_WORK TO COMPLETE_: Go through the entries below and write each one out exactly.

----

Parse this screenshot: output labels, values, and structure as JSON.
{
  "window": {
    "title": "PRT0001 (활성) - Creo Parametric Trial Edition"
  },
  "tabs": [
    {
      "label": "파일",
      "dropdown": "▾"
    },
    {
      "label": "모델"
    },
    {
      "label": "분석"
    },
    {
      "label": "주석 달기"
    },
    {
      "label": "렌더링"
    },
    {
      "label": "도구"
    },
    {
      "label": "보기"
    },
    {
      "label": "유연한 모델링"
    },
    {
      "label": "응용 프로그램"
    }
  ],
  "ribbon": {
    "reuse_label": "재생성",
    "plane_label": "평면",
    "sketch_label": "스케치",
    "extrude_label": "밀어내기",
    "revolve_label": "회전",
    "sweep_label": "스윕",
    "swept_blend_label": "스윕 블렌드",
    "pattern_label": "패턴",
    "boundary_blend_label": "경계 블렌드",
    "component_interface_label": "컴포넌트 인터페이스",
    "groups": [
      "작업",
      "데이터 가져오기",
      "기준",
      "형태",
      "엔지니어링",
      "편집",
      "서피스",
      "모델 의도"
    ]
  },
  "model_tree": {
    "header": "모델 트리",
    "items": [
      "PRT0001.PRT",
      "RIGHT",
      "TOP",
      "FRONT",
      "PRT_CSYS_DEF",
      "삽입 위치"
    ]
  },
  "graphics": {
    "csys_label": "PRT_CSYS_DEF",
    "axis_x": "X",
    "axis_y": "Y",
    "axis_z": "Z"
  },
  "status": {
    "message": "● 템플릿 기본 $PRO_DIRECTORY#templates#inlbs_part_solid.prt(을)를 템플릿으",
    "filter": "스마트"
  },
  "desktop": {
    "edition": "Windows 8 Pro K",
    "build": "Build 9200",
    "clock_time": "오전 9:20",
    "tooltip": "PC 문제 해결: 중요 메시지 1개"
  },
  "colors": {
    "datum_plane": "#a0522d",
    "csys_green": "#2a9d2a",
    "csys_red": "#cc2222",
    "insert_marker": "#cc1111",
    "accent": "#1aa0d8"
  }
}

----

_SOLUTION TO THE EXERCISE_:
Parse this screenshot: output labels, values, and structure as JSON.
{
  "window": {
    "title": "PRT0001 (활성) - Creo Parametric Trial Edition"
  },
  "tabs": [
    {
      "label": "파일",
      "dropdown": "▾"
    },
    {
      "label": "모델"
    },
    {
      "label": "분석"
    },
    {
      "label": "주석 달기"
    },
    {
      "label": "렌더링"
    },
    {
      "label": "도구"
    },
    {
      "label": "보기"
    },
    {
      "label": "유연한 모델링"
    },
    {
      "label": "응용 프로그램"
    }
  ],
  "ribbon": {
    "reuse_label": "재생성",
    "plane_label": "평면",
    "sketch_label": "스케치",
    "extrude_label": "밀어내기",
    "revolve_label": "회전",
    "sweep_label": "스윕",
    "swept_blend_label": "스윕 블렌드",
    "pattern_label": "패턴",
    "boundary_blend_label": "경계 블렌드",
    "component_interface_label": "컴포넌트 인터페이스",
    "groups": [
      "작업",
      "데이터 가져오기",
      "기준",
      "형태",
      "엔지니어링",
      "편집",
      "서피스",
      "모델 의도"
    ]
  },
  "model_tree": {
    "header": "모델 트리",
    "items": [
      "PRT0001.PRT",
      "RIGHT",
      "TOP",
      "FRONT",
      "PRT_CSYS_DEF",
      "삽입 위치"
    ]
  },
  "graphics": {
    "csys_label": "PRT_CSYS_DEF",
    "axis_x": "X",
    "axis_y": "Y",
    "axis_z": "Z"
  },
  "status": {
    "message": "● 템플릿 기본 $PRO_DIRECTORY#templates#inlbs_part_solid.prt(을)를 템플릿으",
    "filter": "스마트"
  },
  "desktop": {
    "edition": "Windows 8 Pro K",
    "build": "Build 9200",
    "clock_time": "오전 9:20",
    "tooltip": "PC 문제 해결: 중요 메시지 1개"
  },
  "colors": {
    "datum_plane": "#a0522d",
    "csys_green": "#2a9d2a",
    "csys_red": "#cc2222",
    "insert_marker": "#cc1111",
    "accent": "#1aa0d8"
  }
}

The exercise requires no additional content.